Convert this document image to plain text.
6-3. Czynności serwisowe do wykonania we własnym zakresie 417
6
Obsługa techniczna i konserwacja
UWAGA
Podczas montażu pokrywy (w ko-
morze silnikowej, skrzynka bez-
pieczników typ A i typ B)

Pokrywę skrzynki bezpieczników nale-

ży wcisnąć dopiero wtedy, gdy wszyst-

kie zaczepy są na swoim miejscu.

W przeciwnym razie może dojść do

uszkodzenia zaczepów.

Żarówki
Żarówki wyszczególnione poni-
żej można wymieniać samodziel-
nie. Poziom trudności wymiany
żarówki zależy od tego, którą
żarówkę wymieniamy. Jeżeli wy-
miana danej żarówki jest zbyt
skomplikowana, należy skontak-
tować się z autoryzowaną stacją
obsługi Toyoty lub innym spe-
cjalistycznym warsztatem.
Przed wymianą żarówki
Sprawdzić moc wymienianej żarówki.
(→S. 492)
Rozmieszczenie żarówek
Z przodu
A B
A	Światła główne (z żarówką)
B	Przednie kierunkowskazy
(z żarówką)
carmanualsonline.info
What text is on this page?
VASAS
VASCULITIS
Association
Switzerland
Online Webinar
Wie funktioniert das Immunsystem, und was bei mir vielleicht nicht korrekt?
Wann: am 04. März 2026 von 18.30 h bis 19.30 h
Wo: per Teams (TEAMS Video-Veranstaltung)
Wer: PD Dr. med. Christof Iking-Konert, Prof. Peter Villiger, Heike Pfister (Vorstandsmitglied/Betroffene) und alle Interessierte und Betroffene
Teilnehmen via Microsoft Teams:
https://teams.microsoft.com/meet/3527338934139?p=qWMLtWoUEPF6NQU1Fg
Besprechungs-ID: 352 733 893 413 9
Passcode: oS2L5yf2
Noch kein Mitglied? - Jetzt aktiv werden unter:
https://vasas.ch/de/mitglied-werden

* * *

### Task details:
Print only the lines from the one with "What text is on this page?" to the end of the records, both included.

### Written response:
What text is on this page?
VASAS
VASCULITIS
Association
Switzerland
Online Webinar
Wie funktioniert das Immunsystem, und was bei mir vielleicht nicht korrekt?
Wann: am 04. März 2026 von 18.30 h bis 19.30 h
Wo: per Teams (TEAMS Video-Veranstaltung)
Wer: PD Dr. med. Christof Iking-Konert, Prof. Peter Villiger, Heike Pfister (Vorstandsmitglied/Betroffene) und alle Interessierte und Betroffene
Teilnehmen via Microsoft Teams:
https://teams.microsoft.com/meet/3527338934139?p=qWMLtWoUEPF6NQU1Fg
Besprechungs-ID: 352 733 893 413 9
Passcode: oS2L5yf2
Noch kein Mitglied? - Jetzt aktiv werden unter:
https://vasas.ch/de/mitglied-werden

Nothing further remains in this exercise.